→ **EXERCISE AIM**:
Gather from the material every line that contains the string "Risk".

→ **INFORMATION PROVIDED**:
▬▬▬

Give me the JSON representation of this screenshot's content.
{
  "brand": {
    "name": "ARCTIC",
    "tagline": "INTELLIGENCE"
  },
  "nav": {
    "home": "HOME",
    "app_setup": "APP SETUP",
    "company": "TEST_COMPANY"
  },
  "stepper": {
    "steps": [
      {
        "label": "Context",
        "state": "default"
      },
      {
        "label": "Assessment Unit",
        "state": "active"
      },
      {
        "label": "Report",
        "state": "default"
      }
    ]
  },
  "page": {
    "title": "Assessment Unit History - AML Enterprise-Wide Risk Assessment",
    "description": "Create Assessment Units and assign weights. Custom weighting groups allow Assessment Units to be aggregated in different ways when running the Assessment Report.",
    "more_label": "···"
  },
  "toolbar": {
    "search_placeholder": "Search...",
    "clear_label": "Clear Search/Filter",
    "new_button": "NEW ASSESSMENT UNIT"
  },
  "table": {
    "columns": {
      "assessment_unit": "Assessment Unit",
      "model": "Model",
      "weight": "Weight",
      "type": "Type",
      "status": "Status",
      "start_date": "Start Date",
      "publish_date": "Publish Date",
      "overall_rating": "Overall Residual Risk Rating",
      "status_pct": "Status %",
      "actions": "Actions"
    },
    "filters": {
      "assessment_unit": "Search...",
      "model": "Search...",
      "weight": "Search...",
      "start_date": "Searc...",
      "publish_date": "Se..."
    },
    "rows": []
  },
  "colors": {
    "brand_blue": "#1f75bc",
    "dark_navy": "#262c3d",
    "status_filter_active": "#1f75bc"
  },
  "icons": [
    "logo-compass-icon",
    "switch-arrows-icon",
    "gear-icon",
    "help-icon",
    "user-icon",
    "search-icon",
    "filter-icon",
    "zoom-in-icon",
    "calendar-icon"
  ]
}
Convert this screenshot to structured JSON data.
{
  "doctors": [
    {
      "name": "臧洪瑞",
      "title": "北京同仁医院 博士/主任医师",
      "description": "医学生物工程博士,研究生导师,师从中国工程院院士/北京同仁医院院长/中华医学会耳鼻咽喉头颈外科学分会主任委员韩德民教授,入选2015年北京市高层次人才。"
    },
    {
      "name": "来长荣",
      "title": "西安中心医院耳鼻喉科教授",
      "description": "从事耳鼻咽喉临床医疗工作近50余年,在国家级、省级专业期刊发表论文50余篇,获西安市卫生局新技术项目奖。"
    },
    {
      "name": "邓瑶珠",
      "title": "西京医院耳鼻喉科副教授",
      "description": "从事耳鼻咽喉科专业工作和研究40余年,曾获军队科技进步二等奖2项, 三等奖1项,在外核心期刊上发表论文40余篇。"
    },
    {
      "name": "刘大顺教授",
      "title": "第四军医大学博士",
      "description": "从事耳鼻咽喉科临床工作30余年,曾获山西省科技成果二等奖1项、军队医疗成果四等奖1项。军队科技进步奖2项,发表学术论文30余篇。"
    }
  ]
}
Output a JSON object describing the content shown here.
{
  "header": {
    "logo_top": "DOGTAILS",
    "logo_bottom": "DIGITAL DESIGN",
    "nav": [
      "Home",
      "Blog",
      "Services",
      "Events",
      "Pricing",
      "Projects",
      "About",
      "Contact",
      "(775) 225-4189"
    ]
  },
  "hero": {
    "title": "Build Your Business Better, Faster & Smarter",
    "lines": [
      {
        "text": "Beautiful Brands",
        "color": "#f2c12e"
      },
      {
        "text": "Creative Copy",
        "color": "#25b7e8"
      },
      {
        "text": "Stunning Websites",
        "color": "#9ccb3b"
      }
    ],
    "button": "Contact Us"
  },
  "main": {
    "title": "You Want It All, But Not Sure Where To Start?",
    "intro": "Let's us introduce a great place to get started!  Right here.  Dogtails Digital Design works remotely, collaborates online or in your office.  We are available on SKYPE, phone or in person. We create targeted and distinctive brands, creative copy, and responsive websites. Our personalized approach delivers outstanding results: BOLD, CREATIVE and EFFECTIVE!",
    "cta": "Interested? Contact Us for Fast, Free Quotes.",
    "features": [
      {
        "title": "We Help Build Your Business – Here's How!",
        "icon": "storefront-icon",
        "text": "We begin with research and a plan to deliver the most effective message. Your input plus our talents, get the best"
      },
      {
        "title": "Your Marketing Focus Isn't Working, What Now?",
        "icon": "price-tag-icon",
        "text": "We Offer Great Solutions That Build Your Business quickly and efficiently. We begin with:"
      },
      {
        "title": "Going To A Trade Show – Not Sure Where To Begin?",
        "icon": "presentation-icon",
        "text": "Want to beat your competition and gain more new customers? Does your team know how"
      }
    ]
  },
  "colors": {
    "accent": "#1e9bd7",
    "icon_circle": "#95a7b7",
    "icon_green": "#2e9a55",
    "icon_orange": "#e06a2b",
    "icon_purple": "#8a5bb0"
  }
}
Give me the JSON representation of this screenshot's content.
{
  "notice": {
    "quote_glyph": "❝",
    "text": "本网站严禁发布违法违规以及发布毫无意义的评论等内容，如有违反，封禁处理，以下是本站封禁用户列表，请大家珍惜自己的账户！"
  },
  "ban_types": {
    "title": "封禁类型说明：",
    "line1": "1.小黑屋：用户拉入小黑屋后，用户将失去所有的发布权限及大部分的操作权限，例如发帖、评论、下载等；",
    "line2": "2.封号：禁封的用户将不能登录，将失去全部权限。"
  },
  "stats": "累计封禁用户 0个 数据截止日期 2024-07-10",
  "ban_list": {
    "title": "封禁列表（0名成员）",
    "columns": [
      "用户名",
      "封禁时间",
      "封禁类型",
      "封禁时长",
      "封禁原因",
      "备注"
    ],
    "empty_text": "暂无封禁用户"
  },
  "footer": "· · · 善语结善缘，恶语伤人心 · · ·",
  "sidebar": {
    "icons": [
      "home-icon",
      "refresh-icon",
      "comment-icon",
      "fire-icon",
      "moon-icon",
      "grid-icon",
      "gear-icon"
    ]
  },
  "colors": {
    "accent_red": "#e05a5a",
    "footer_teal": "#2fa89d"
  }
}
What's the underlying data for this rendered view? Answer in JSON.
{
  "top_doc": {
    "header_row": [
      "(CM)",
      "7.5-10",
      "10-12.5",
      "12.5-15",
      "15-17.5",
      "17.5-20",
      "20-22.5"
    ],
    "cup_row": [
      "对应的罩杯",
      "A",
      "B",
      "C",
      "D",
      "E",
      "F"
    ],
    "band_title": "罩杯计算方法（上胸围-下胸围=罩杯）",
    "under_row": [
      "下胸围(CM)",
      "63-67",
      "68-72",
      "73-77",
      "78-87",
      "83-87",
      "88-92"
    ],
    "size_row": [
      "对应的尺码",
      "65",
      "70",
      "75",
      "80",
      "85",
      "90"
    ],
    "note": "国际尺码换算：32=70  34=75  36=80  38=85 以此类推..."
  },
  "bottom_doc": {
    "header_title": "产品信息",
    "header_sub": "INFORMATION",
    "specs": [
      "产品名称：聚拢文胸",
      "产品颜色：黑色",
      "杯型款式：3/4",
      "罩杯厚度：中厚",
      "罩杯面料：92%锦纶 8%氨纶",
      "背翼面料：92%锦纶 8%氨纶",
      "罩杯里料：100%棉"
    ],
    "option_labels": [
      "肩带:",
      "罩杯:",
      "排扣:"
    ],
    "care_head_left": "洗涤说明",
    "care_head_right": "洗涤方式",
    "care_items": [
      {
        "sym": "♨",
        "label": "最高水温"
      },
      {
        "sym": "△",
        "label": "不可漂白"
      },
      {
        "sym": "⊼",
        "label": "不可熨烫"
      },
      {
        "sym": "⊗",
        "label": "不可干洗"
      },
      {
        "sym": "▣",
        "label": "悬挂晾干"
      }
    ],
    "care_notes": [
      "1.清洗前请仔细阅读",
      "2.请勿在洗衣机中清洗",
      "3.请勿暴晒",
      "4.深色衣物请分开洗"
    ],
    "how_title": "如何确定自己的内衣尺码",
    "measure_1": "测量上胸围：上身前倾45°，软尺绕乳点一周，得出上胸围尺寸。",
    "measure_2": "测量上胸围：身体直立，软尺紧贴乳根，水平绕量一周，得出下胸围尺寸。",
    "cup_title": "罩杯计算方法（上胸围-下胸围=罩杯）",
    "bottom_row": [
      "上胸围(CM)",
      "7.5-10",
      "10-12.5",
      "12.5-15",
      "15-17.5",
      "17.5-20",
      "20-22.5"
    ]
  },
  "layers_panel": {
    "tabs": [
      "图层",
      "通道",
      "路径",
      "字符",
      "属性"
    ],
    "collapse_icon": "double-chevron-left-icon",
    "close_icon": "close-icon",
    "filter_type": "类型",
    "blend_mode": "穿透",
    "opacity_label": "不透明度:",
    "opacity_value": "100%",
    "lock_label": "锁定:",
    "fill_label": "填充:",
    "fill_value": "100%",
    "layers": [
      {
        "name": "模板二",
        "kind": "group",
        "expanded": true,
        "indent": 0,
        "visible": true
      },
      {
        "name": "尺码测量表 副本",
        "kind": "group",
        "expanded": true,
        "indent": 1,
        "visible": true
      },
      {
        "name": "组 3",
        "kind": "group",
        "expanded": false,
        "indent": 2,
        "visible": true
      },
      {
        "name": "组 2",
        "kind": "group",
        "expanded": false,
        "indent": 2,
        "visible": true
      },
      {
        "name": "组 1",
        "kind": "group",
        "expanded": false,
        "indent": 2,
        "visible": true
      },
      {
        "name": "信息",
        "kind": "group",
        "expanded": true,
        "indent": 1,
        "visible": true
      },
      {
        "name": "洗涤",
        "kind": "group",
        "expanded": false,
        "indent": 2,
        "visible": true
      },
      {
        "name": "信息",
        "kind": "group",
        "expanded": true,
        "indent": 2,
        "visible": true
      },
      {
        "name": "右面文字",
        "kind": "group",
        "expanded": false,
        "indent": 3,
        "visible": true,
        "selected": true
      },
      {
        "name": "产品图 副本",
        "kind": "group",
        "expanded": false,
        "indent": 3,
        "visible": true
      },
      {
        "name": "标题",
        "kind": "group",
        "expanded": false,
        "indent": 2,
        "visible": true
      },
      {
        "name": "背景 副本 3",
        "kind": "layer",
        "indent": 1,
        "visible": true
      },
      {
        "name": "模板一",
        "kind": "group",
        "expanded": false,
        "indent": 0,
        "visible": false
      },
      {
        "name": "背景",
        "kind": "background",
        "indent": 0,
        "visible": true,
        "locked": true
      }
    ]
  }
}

▬▬▬

→ **COMPLETE RESPONSE**:
    "title": "Assessment Unit History - AML Enterprise-Wide Risk Assessment",
      "overall_rating": "Overall Residual Risk Rating",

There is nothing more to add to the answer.